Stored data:

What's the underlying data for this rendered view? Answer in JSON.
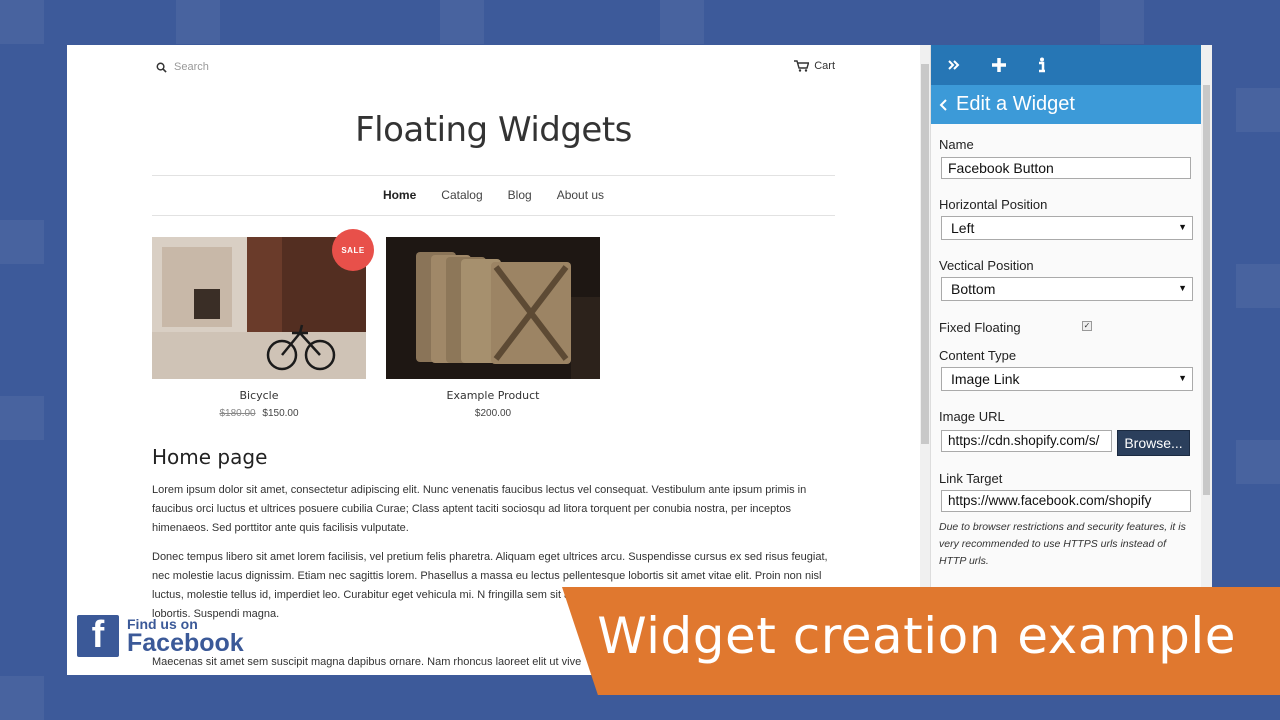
{
  "store": {
    "search_placeholder": "Search",
    "cart_label": "Cart",
    "site_title": "Floating Widgets",
    "nav": [
      "Home",
      "Catalog",
      "Blog",
      "About us"
    ],
    "products": [
      {
        "name": "Bicycle",
        "old_price": "$180.00",
        "price": "$150.00",
        "badge": "SALE"
      },
      {
        "name": "Example Product",
        "price": "$200.00"
      }
    ],
    "home_heading": "Home page",
    "paragraphs": [
      "Lorem ipsum dolor sit amet, consectetur adipiscing elit. Nunc venenatis faucibus lectus vel consequat. Vestibulum ante ipsum primis in faucibus orci luctus et ultrices posuere cubilia Curae; Class aptent taciti sociosqu ad litora torquent per conubia nostra, per inceptos himenaeos. Sed porttitor ante quis facilisis vulputate.",
      "Donec tempus libero sit amet lorem facilisis, vel pretium felis pharetra. Aliquam eget ultrices arcu. Suspendisse cursus ex sed risus feugiat, nec molestie lacus dignissim. Etiam nec sagittis lorem. Phasellus a massa eu lectus pellentesque lobortis sit amet vitae elit. Proin non nisl luctus, molestie tellus id, imperdiet leo. Curabitur eget vehicula mi. N fringilla sem sit amet mauris vehicula, consectetur tincidunt quam lobortis. Suspendi magna.",
      "Maecenas sit amet sem suscipit magna dapibus ornare. Nam rhoncus laoreet elit ut vive"
    ],
    "facebook_widget": {
      "line1": "Find us on",
      "line2": "Facebook"
    }
  },
  "panel": {
    "toolbar_icons": [
      "collapse-icon",
      "add-icon",
      "info-icon"
    ],
    "title": "Edit a Widget",
    "fields": {
      "name_label": "Name",
      "name_value": "Facebook Button",
      "hpos_label": "Horizontal Position",
      "hpos_value": "Left",
      "vpos_label": "Vectical Position",
      "vpos_value": "Bottom",
      "fixed_label": "Fixed Floating",
      "fixed_checked": true,
      "content_label": "Content Type",
      "content_value": "Image Link",
      "image_url_label": "Image URL",
      "image_url_value": "https://cdn.shopify.com/s/",
      "browse_label": "Browse...",
      "link_label": "Link Target",
      "link_value": "https://www.facebook.com/shopify",
      "note": "Due to browser restrictions and security features, it is very recommended to use HTTPS urls instead of HTTP urls."
    }
  },
  "banner": {
    "text": "Widget creation example",
    "color": "#e0782f"
  }
}
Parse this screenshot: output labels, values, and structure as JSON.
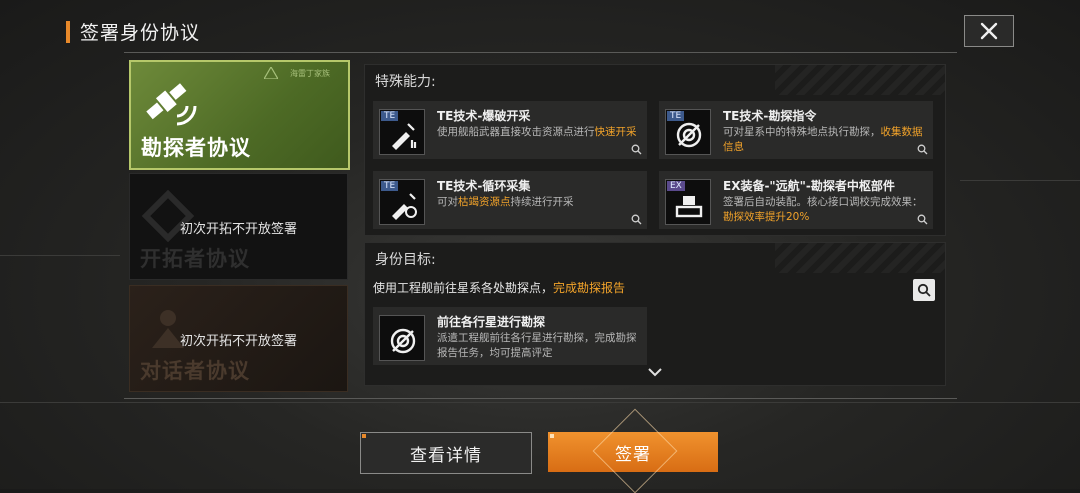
{
  "header": {
    "title": "签署身份协议"
  },
  "cards": [
    {
      "label": "勘探者协议",
      "badge": "海雷丁家族",
      "state": "active"
    },
    {
      "label": "开拓者协议",
      "lock_text": "初次开拓不开放签署",
      "state": "locked"
    },
    {
      "label": "对话者协议",
      "lock_text": "初次开拓不开放签署",
      "state": "locked"
    }
  ],
  "abilities_section": {
    "title": "特殊能力:",
    "items": [
      {
        "tag": "TE",
        "title": "TE技术-爆破开采",
        "desc_pre": "使用舰船武器直接攻击资源点进行",
        "desc_hl": "快速开采",
        "desc_post": "",
        "icon": "blasting-icon"
      },
      {
        "tag": "TE",
        "title": "TE技术-勘探指令",
        "desc_pre": "可对星系中的特殊地点执行勘探，",
        "desc_hl": "收集数据信息",
        "desc_post": "",
        "icon": "radar-icon"
      },
      {
        "tag": "TE",
        "title": "TE技术-循环采集",
        "desc_pre": "可对",
        "desc_hl": "枯竭资源点",
        "desc_post": "持续进行开采",
        "icon": "cycle-mining-icon"
      },
      {
        "tag": "EX",
        "title": "EX装备-\"远航\"-勘探者中枢部件",
        "desc_pre": "签署后自动装配。核心接口调校完成效果：",
        "desc_hl": "勘探效率提升20%",
        "desc_post": "",
        "icon": "equipment-icon"
      }
    ]
  },
  "goal_section": {
    "title": "身份目标:",
    "goal_pre": "使用工程舰前往星系各处勘探点，",
    "goal_hl": "完成勘探报告",
    "task": {
      "title": "前往各行星进行勘探",
      "desc": "派遣工程舰前往各行星进行勘探，完成勘探报告任务，均可提高评定"
    }
  },
  "buttons": {
    "detail": "查看详情",
    "sign": "签署"
  },
  "colors": {
    "accent": "#e8892a",
    "highlight": "#f2a32a",
    "active_card": "#5a7a2d"
  }
}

→ Direction: Omitting all images, retype each line of the records precisely.

→ Completed exercise:
What's the underlying data for this rendered view? Answer in JSON.
{
  "store": {
    "search_placeholder": "Search",
    "cart_label": "Cart",
    "site_title": "Floating Widgets",
    "nav": [
      "Home",
      "Catalog",
      "Blog",
      "About us"
    ],
    "products": [
      {
        "name": "Bicycle",
        "old_price": "$180.00",
        "price": "$150.00",
        "badge": "SALE"
      },
      {
        "name": "Example Product",
        "price": "$200.00"
      }
    ],
    "home_heading": "Home page",
    "paragraphs": [
      "Lorem ipsum dolor sit amet, consectetur adipiscing elit. Nunc venenatis faucibus lectus vel consequat. Vestibulum ante ipsum primis in faucibus orci luctus et ultrices posuere cubilia Curae; Class aptent taciti sociosqu ad litora torquent per conubia nostra, per inceptos himenaeos. Sed porttitor ante quis facilisis vulputate.",
      "Donec tempus libero sit amet lorem facilisis, vel pretium felis pharetra. Aliquam eget ultrices arcu. Suspendisse cursus ex sed risus feugiat, nec molestie lacus dignissim. Etiam nec sagittis lorem. Phasellus a massa eu lectus pellentesque lobortis sit amet vitae elit. Proin non nisl luctus, molestie tellus id, imperdiet leo. Curabitur eget vehicula mi. N fringilla sem sit amet mauris vehicula, consectetur tincidunt quam lobortis. Suspendi magna.",
      "Maecenas sit amet sem suscipit magna dapibus ornare. Nam rhoncus laoreet elit ut vive"
    ],
    "facebook_widget": {
      "line1": "Find us on",
      "line2": "Facebook"
    }
  },
  "panel": {
    "toolbar_icons": [
      "collapse-icon",
      "add-icon",
      "info-icon"
    ],
    "title": "Edit a Widget",
    "fields": {
      "name_label": "Name",
      "name_value": "Facebook Button",
      "hpos_label": "Horizontal Position",
      "hpos_value": "Left",
      "vpos_label": "Vectical Position",
      "vpos_value": "Bottom",
      "fixed_label": "Fixed Floating",
      "fixed_checked": true,
      "content_label": "Content Type",
      "content_value": "Image Link",
      "image_url_label": "Image URL",
      "image_url_value": "https://cdn.shopify.com/s/",
      "browse_label": "Browse...",
      "link_label": "Link Target",
      "link_value": "https://www.facebook.com/shopify",
      "note": "Due to browser restrictions and security features, it is very recommended to use HTTPS urls instead of HTTP urls."
    }
  },
  "banner": {
    "text": "Widget creation example",
    "color": "#e0782f"
  }
}
Parse this screenshot: output labels, values, and structure as JSON.
{
  "header": {
    "title": "签署身份协议"
  },
  "cards": [
    {
      "label": "勘探者协议",
      "badge": "海雷丁家族",
      "state": "active"
    },
    {
      "label": "开拓者协议",
      "lock_text": "初次开拓不开放签署",
      "state": "locked"
    },
    {
      "label": "对话者协议",
      "lock_text": "初次开拓不开放签署",
      "state": "locked"
    }
  ],
  "abilities_section": {
    "title": "特殊能力:",
    "items": [
      {
        "tag": "TE",
        "title": "TE技术-爆破开采",
        "desc_pre": "使用舰船武器直接攻击资源点进行",
        "desc_hl": "快速开采",
        "desc_post": "",
        "icon": "blasting-icon"
      },
      {
        "tag": "TE",
        "title": "TE技术-勘探指令",
        "desc_pre": "可对星系中的特殊地点执行勘探，",
        "desc_hl": "收集数据信息",
        "desc_post": "",
        "icon": "radar-icon"
      },
      {
        "tag": "TE",
        "title": "TE技术-循环采集",
        "desc_pre": "可对",
        "desc_hl": "枯竭资源点",
        "desc_post": "持续进行开采",
        "icon": "cycle-mining-icon"
      },
      {
        "tag": "EX",
        "title": "EX装备-\"远航\"-勘探者中枢部件",
        "desc_pre": "签署后自动装配。核心接口调校完成效果：",
        "desc_hl": "勘探效率提升20%",
        "desc_post": "",
        "icon": "equipment-icon"
      }
    ]
  },
  "goal_section": {
    "title": "身份目标:",
    "goal_pre": "使用工程舰前往星系各处勘探点，",
    "goal_hl": "完成勘探报告",
    "task": {
      "title": "前往各行星进行勘探",
      "desc": "派遣工程舰前往各行星进行勘探，完成勘探报告任务，均可提高评定"
    }
  },
  "buttons": {
    "detail": "查看详情",
    "sign": "签署"
  },
  "colors": {
    "accent": "#e8892a",
    "highlight": "#f2a32a",
    "active_card": "#5a7a2d"
  }
}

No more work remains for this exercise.